Items drawn from a data source
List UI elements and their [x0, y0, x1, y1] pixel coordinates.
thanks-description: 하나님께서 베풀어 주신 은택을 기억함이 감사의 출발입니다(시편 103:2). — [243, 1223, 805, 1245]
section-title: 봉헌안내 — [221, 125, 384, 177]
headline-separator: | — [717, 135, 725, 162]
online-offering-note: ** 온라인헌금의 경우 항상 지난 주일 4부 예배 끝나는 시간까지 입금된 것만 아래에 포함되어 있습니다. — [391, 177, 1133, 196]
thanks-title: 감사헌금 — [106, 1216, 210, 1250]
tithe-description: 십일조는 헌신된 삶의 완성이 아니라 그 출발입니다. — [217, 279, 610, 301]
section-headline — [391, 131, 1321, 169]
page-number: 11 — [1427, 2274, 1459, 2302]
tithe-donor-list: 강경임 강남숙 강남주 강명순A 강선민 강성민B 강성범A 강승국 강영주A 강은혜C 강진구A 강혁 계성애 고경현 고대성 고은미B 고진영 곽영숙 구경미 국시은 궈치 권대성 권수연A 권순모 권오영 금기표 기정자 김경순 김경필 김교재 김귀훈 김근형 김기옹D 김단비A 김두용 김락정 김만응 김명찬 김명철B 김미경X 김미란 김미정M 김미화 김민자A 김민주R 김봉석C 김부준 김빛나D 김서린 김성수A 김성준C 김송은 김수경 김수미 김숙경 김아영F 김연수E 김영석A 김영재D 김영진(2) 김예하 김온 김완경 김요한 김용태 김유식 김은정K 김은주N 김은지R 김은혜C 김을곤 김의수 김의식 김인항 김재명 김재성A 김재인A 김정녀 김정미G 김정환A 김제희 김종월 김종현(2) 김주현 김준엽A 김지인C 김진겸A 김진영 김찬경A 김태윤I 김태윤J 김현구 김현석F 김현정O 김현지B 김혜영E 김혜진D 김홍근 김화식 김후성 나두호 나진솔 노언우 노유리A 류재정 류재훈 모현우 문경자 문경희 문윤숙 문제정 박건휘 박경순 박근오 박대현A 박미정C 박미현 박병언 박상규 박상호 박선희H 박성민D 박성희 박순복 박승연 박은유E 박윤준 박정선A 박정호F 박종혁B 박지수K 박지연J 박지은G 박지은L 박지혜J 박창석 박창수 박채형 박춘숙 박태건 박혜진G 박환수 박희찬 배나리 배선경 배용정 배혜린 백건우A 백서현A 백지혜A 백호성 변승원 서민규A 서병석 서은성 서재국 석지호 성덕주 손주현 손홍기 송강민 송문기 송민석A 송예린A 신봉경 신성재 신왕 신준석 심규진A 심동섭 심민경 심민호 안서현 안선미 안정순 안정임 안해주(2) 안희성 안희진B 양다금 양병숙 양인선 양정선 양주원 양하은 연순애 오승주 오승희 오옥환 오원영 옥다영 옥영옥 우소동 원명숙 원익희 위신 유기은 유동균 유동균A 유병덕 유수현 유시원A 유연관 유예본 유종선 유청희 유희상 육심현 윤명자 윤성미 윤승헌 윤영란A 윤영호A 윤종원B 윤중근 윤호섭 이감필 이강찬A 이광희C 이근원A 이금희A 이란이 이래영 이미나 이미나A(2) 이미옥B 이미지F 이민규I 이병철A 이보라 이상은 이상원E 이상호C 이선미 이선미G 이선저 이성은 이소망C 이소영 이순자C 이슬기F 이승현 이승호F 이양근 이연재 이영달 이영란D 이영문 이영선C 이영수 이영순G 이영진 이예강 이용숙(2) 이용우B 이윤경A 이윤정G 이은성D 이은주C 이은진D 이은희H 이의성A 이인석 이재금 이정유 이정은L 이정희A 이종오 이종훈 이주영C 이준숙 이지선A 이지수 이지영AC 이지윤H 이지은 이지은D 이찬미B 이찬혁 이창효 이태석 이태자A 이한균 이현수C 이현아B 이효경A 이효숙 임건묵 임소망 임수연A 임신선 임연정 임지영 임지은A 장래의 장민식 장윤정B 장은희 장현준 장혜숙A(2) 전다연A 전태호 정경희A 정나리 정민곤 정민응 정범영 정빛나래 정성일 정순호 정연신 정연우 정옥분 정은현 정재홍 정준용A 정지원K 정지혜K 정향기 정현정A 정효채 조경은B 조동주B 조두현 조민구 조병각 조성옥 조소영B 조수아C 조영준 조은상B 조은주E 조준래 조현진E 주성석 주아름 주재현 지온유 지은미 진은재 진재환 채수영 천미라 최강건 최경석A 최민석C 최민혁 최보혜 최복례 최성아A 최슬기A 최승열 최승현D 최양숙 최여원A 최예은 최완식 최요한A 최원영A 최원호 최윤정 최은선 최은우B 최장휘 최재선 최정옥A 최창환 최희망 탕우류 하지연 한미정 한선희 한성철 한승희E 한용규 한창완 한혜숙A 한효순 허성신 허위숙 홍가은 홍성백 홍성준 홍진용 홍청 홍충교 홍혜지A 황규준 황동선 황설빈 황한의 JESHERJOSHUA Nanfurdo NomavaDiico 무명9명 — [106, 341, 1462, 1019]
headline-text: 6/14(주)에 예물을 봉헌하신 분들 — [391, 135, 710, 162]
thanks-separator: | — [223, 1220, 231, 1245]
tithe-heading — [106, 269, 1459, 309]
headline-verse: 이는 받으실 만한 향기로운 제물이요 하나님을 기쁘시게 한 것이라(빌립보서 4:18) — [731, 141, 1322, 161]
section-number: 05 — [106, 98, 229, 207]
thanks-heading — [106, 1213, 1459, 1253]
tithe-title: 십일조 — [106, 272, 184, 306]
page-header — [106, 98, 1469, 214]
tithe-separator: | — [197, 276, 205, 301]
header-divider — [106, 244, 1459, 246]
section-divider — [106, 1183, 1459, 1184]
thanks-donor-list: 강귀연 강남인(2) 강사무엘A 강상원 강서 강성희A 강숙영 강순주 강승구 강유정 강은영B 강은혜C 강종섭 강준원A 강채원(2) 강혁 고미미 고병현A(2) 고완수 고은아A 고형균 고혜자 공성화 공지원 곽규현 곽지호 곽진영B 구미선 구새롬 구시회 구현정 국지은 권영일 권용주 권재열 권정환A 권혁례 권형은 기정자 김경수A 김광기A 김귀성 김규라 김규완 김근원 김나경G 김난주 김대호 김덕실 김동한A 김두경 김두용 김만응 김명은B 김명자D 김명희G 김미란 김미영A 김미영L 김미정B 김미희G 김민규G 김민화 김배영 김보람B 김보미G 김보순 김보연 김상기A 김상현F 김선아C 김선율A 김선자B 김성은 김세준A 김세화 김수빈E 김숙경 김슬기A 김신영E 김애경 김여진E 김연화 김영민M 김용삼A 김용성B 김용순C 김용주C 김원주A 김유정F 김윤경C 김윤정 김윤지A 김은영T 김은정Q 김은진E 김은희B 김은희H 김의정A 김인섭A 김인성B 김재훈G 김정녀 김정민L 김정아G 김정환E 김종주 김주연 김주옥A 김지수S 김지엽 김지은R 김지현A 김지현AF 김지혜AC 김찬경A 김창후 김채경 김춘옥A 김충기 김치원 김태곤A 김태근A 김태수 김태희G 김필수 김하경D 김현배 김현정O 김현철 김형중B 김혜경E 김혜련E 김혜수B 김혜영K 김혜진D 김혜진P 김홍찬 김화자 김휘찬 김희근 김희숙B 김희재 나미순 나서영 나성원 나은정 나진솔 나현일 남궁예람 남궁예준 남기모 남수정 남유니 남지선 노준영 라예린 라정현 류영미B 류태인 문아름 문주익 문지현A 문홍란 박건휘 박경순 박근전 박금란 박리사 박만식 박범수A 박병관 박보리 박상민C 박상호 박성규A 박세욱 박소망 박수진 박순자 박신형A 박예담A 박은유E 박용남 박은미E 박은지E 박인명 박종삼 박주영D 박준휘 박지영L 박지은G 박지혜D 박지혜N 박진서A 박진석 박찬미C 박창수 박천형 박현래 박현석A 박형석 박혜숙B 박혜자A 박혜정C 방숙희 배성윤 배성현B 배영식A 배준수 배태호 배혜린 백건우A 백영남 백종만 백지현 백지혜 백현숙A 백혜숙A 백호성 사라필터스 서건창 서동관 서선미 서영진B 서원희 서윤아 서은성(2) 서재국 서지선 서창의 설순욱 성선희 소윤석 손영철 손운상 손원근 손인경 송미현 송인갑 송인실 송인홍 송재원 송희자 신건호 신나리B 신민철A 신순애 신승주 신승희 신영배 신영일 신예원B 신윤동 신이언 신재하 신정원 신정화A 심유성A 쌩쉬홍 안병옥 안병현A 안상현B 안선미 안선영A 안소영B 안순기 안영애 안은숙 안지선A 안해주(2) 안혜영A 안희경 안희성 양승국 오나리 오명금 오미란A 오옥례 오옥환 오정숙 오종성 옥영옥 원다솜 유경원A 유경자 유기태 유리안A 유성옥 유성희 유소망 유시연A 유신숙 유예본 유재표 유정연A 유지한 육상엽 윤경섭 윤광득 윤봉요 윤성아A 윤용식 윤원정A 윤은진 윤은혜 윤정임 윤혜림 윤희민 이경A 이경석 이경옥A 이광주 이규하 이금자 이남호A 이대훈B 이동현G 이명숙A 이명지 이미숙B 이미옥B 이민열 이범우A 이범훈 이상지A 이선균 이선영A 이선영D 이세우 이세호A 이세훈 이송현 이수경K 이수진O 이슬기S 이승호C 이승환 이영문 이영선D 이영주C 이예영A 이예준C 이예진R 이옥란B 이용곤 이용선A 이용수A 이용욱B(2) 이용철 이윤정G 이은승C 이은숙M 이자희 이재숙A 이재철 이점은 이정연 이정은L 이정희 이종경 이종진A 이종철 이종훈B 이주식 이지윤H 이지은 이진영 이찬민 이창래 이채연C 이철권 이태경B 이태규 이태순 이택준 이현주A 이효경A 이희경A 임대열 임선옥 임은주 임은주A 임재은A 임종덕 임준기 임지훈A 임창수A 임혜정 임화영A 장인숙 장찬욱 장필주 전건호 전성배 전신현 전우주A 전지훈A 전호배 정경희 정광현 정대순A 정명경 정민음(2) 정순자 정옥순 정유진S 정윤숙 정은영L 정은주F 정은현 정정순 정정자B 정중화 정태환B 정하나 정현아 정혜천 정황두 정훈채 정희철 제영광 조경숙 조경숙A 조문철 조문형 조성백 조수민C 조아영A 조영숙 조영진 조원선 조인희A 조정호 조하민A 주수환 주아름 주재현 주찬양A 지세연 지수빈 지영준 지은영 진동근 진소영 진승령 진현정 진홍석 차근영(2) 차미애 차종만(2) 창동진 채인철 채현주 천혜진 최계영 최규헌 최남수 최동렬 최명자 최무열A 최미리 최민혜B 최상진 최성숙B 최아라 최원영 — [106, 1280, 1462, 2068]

The task
Print the lines from the first one through the line containing "page-number: 11 — [1427, 2274, 1459, 2302]", inclusive, reproducing each line verbatim.

Reply to the exercise
List UI elements and their [x0, y0, x1, y1] pixel coordinates.
thanks-description: 하나님께서 베풀어 주신 은택을 기억함이 감사의 출발입니다(시편 103:2). — [243, 1223, 805, 1245]
section-title: 봉헌안내 — [221, 125, 384, 177]
headline-separator: | — [717, 135, 725, 162]
online-offering-note: ** 온라인헌금의 경우 항상 지난 주일 4부 예배 끝나는 시간까지 입금된 것만 아래에 포함되어 있습니다. — [391, 177, 1133, 196]
thanks-title: 감사헌금 — [106, 1216, 210, 1250]
tithe-description: 십일조는 헌신된 삶의 완성이 아니라 그 출발입니다. — [217, 279, 610, 301]
section-headline — [391, 131, 1321, 169]
page-number: 11 — [1427, 2274, 1459, 2302]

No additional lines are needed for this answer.